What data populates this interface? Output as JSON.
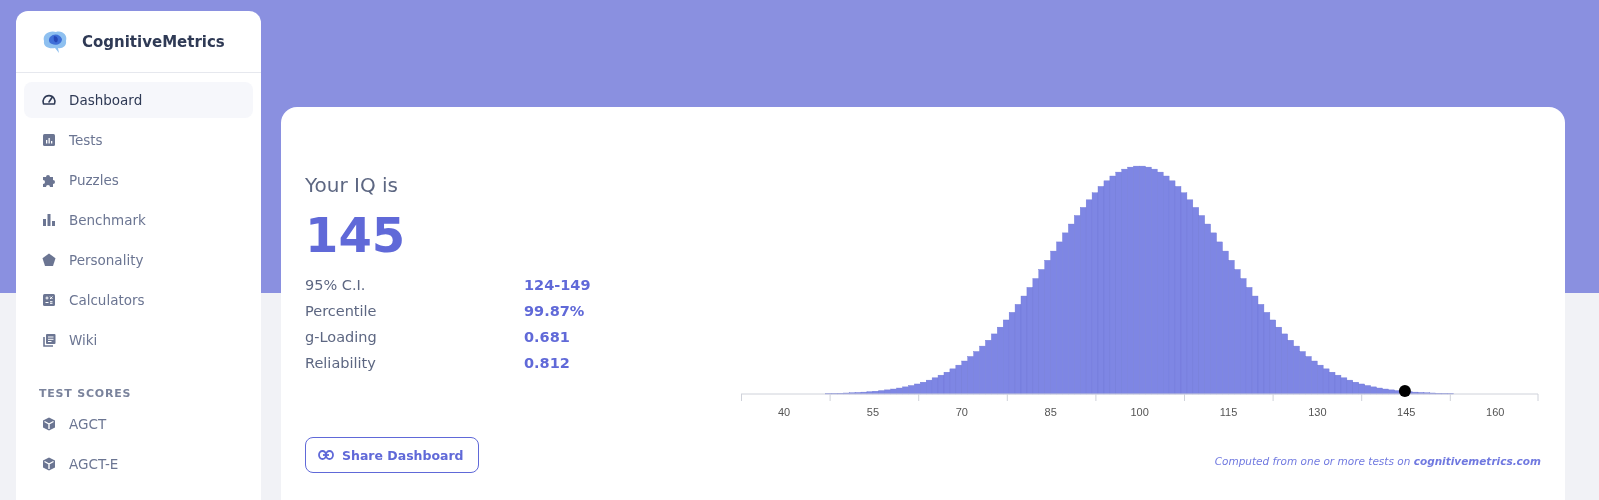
{
  "brand": {
    "name": "CognitiveMetrics"
  },
  "sidebar": {
    "items": [
      {
        "label": "Dashboard",
        "selected": true
      },
      {
        "label": "Tests",
        "selected": false
      },
      {
        "label": "Puzzles",
        "selected": false
      },
      {
        "label": "Benchmark",
        "selected": false
      },
      {
        "label": "Personality",
        "selected": false
      },
      {
        "label": "Calculators",
        "selected": false
      },
      {
        "label": "Wiki",
        "selected": false
      }
    ],
    "section_title": "TEST SCORES",
    "test_scores": [
      {
        "label": "AGCT",
        "selected": false
      },
      {
        "label": "AGCT-E",
        "selected": false
      }
    ]
  },
  "result": {
    "heading": "Your IQ is",
    "score": "145",
    "stats": [
      {
        "label": "95% C.I.",
        "value": "124-149"
      },
      {
        "label": "Percentile",
        "value": "99.87%"
      },
      {
        "label": "g-Loading",
        "value": "0.681"
      },
      {
        "label": "Reliability",
        "value": "0.812"
      }
    ],
    "share_button": "Share Dashboard",
    "distribution": {
      "axis_labels": [
        "40",
        "55",
        "70",
        "85",
        "100",
        "115",
        "130",
        "145",
        "160"
      ],
      "marker": {
        "level": 0.833
      }
    },
    "footer": "Computed from one or more tests on **cognitivemetrics.com**"
  }
}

----

- **EXERCISE INSTRUCTIONS**
Among the lines above, determine how many hold the word "value"; report the figure alone.

- **EXERCISE RESPONSE**
4